Copy out every line of the items below, keeping each character unchanged.
──────── DATA SUPPLIED ────────
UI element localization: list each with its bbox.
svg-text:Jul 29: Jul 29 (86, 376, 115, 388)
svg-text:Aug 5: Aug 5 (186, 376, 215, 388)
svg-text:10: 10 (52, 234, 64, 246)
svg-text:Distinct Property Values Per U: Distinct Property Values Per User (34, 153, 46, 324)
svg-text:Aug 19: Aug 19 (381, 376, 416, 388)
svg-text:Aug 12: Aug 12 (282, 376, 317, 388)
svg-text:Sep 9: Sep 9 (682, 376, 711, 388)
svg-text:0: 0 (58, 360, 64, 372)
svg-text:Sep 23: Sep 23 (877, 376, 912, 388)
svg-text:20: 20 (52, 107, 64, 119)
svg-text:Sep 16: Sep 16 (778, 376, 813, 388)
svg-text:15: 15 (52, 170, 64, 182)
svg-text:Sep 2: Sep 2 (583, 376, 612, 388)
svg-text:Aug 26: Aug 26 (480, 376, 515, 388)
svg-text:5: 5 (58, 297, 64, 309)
────────
▸ THE OUTPUT:
UI element localization: list each with its bbox.
svg-text:Jul 29: Jul 29 (86, 376, 115, 388)
svg-text:Aug 5: Aug 5 (186, 376, 215, 388)
svg-text:10: 10 (52, 234, 64, 246)
svg-text:Distinct Property Values Per U: Distinct Property Values Per User (34, 153, 46, 324)
svg-text:Aug 19: Aug 19 (381, 376, 416, 388)
svg-text:Aug 12: Aug 12 (282, 376, 317, 388)
svg-text:Sep 9: Sep 9 (682, 376, 711, 388)
svg-text:0: 0 (58, 360, 64, 372)
svg-text:Sep 23: Sep 23 (877, 376, 912, 388)
svg-text:20: 20 (52, 107, 64, 119)
svg-text:Sep 16: Sep 16 (778, 376, 813, 388)
svg-text:15: 15 (52, 170, 64, 182)
svg-text:Sep 2: Sep 2 (583, 376, 612, 388)
svg-text:Aug 26: Aug 26 (480, 376, 515, 388)
svg-text:5: 5 (58, 297, 64, 309)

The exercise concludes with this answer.